__Description of the task__. Collect every line of the records below that contains the word "this".
[START Exercise inputs]
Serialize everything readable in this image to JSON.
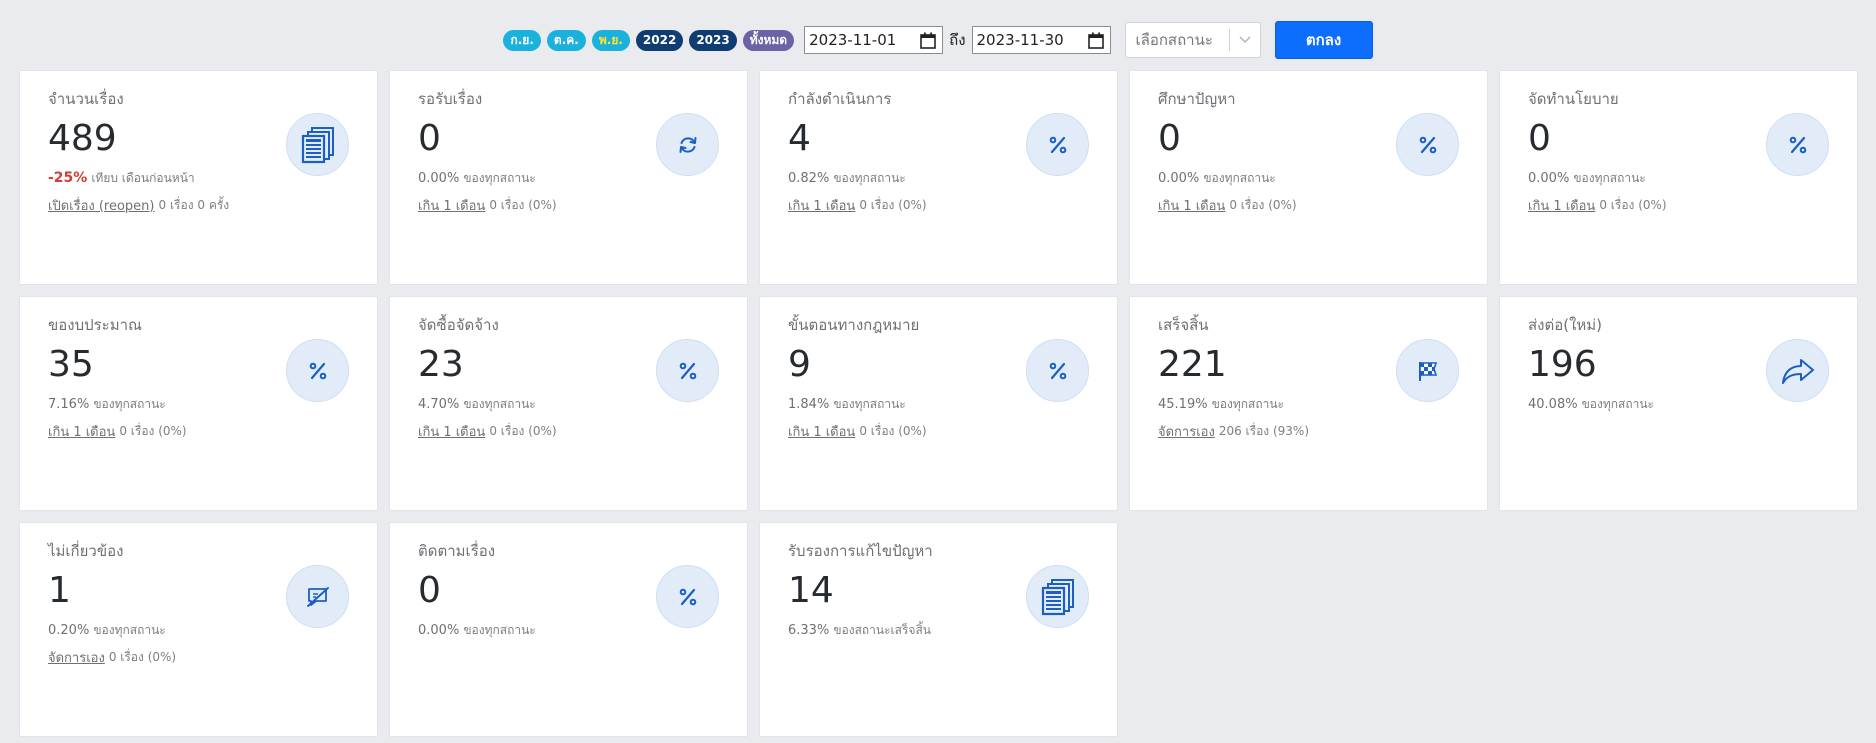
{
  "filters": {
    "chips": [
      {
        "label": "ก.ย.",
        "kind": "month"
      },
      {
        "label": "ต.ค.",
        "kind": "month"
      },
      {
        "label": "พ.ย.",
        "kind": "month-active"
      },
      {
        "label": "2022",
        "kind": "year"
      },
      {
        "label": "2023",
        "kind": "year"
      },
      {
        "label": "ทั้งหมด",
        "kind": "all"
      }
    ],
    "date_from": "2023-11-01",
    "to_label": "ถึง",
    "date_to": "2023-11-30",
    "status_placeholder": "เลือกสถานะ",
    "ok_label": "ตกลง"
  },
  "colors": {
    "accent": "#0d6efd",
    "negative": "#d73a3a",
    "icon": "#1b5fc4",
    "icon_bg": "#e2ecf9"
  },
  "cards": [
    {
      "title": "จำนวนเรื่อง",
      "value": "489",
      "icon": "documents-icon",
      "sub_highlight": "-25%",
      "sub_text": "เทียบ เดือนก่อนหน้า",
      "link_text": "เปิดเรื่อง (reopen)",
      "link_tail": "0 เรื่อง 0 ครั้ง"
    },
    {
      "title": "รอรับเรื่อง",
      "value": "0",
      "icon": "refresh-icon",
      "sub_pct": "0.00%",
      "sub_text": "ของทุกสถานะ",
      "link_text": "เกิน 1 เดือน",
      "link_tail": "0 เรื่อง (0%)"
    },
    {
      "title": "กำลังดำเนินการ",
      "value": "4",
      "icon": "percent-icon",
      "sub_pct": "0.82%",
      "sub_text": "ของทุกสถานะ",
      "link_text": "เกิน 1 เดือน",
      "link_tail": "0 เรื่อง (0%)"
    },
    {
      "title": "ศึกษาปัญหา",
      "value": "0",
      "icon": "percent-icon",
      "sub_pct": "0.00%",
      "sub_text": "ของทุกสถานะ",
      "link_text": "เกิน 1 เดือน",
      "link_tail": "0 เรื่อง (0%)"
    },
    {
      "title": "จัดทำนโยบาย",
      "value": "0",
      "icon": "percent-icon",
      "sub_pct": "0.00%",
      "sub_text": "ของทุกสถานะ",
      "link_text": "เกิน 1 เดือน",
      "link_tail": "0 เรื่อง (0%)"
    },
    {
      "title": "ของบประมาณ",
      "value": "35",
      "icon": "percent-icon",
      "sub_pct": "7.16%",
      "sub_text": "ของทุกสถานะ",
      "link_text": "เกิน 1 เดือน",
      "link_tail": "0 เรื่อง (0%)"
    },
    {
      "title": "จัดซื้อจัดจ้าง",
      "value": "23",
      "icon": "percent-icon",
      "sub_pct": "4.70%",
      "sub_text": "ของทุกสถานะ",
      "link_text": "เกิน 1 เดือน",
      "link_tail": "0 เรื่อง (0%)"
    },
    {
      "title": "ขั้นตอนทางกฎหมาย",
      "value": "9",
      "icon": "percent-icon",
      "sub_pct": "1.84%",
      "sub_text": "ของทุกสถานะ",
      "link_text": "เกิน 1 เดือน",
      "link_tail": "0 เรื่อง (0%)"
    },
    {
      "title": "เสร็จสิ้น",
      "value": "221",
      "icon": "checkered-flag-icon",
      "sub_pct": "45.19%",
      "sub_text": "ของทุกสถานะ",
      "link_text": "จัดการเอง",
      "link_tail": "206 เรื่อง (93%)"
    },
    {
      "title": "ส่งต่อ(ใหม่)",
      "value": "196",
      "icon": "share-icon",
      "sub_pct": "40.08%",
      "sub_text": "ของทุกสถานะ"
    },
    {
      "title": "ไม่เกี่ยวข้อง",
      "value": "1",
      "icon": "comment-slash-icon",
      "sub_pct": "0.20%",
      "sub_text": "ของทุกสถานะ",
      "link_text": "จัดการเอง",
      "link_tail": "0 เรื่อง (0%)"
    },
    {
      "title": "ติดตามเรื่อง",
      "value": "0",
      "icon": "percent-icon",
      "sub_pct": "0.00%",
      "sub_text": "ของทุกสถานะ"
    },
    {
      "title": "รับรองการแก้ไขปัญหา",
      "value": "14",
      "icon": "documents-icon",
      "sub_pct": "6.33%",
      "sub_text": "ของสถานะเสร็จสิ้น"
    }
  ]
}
[END Exercise inputs]
[START Exercise inputs]
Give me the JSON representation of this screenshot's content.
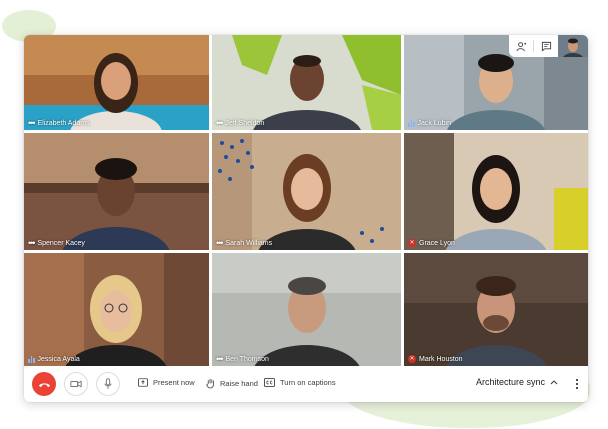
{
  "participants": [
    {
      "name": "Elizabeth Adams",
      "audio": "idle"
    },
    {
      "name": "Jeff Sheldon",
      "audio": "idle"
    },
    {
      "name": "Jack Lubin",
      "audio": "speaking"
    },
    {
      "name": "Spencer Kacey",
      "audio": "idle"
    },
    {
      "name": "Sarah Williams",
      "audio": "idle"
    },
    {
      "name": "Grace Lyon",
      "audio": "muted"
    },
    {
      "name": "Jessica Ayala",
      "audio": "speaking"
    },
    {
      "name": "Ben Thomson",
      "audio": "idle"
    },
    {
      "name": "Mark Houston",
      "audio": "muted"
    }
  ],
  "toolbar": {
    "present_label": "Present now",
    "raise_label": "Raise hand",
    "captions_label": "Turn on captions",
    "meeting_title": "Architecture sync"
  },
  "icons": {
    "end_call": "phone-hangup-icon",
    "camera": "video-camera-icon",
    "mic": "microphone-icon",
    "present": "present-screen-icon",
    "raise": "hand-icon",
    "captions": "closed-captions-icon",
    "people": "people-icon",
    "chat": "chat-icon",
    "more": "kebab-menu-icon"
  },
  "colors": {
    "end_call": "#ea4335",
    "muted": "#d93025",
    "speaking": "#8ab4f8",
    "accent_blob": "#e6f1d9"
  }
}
[END Exercise inputs]
__Solution to the problem__.
Serialize everything readable in this image to JSON.
Give me the JSON representation of this screenshot's content.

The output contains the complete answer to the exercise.